The exercise:
Nothing before the line containing "Parse this chart: output" belongs in the answer; quote that line and all lines after it through the end of the material, word for word.

Data to use:
········
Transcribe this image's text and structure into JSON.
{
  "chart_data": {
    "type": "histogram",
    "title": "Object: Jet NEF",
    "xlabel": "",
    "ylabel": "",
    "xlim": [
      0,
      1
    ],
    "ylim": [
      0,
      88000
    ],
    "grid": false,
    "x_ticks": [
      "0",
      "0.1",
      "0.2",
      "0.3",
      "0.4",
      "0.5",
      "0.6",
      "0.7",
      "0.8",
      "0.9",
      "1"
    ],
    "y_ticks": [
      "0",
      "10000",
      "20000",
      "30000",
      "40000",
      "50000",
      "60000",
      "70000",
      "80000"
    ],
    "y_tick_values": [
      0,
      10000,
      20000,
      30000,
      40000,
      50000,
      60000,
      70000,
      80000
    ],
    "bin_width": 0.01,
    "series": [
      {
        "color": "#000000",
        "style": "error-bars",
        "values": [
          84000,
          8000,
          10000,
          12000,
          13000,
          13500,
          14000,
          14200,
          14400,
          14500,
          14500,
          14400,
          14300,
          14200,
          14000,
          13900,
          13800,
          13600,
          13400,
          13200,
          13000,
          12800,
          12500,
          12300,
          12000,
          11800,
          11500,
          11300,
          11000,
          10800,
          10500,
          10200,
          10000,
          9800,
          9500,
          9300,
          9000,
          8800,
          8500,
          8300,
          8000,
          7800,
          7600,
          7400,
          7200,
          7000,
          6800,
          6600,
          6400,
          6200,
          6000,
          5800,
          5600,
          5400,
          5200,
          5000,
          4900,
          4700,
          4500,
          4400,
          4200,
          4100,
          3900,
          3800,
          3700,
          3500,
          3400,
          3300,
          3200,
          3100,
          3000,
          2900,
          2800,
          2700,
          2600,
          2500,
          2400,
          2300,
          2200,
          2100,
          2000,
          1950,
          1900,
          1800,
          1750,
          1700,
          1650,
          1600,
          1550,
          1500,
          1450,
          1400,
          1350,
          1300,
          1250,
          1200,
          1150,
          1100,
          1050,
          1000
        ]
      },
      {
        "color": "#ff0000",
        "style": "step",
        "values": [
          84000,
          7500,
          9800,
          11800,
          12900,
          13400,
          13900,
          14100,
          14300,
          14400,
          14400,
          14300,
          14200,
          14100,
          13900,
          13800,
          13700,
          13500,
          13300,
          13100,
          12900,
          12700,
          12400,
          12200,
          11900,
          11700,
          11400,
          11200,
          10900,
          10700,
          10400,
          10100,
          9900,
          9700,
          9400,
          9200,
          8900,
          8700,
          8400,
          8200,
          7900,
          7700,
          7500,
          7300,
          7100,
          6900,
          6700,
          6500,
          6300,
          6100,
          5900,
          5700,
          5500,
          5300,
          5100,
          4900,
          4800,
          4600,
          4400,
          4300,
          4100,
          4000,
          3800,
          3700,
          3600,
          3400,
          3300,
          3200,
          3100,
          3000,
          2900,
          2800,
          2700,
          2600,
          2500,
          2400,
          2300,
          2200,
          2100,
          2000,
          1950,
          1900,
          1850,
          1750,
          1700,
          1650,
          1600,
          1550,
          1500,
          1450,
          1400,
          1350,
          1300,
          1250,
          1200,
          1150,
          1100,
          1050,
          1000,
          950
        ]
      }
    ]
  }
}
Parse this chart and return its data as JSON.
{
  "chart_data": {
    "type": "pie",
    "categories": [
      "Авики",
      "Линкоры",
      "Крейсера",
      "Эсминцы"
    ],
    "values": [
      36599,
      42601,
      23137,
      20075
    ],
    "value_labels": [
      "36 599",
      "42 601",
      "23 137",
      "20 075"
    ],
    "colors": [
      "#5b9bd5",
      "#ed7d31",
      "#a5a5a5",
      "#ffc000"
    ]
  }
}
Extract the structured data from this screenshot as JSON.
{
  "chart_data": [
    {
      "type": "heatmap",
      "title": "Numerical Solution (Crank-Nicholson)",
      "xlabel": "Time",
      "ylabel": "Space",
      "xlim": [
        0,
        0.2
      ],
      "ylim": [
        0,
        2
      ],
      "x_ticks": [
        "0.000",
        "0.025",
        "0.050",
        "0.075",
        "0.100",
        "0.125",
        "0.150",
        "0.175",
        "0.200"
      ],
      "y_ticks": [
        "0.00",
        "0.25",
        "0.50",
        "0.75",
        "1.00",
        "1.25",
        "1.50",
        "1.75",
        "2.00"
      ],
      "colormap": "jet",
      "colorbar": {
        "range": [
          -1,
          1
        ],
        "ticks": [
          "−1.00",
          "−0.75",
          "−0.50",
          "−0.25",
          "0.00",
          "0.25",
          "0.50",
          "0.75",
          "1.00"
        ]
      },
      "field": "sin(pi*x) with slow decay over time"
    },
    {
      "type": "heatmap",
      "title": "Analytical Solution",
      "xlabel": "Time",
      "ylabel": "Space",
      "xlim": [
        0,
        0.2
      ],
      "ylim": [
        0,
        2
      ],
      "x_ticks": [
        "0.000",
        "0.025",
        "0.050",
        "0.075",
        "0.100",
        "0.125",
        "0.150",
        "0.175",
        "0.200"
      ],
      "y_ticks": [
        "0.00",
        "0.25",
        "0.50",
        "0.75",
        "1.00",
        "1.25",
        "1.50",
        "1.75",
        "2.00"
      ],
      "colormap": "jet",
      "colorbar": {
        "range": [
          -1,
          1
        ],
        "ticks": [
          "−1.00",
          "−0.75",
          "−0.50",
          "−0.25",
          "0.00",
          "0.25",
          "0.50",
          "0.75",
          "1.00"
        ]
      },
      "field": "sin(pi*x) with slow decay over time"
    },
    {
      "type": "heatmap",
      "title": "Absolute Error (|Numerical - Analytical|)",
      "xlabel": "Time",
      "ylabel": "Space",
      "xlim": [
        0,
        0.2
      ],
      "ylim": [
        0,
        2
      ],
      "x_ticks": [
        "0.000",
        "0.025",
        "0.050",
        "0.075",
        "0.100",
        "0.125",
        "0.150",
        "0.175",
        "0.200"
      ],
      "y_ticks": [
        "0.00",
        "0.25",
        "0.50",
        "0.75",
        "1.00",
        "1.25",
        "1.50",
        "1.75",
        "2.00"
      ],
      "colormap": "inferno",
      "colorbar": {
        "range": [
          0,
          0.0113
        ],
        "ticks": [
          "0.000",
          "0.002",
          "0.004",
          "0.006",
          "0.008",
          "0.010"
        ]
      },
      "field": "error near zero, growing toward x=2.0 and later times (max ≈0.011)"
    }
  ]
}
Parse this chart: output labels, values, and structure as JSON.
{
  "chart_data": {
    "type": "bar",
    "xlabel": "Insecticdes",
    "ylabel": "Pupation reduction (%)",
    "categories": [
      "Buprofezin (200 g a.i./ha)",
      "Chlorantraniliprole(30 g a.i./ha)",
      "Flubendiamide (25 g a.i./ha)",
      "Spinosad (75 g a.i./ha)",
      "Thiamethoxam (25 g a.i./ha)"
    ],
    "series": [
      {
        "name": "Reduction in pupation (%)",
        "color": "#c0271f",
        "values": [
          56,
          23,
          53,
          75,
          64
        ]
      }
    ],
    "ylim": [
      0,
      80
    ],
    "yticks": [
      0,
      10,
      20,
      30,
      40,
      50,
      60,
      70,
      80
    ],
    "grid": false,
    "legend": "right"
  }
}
········
Finished answer:
Parse this chart: output labels, values, and structure as JSON.
{
  "chart_data": {
    "type": "bar",
    "xlabel": "Insecticdes",
    "ylabel": "Pupation reduction (%)",
    "categories": [
      "Buprofezin (200 g a.i./ha)",
      "Chlorantraniliprole(30 g a.i./ha)",
      "Flubendiamide (25 g a.i./ha)",
      "Spinosad (75 g a.i./ha)",
      "Thiamethoxam (25 g a.i./ha)"
    ],
    "series": [
      {
        "name": "Reduction in pupation (%)",
        "color": "#c0271f",
        "values": [
          56,
          23,
          53,
          75,
          64
        ]
      }
    ],
    "ylim": [
      0,
      80
    ],
    "yticks": [
      0,
      10,
      20,
      30,
      40,
      50,
      60,
      70,
      80
    ],
    "grid": false,
    "legend": "right"
  }
}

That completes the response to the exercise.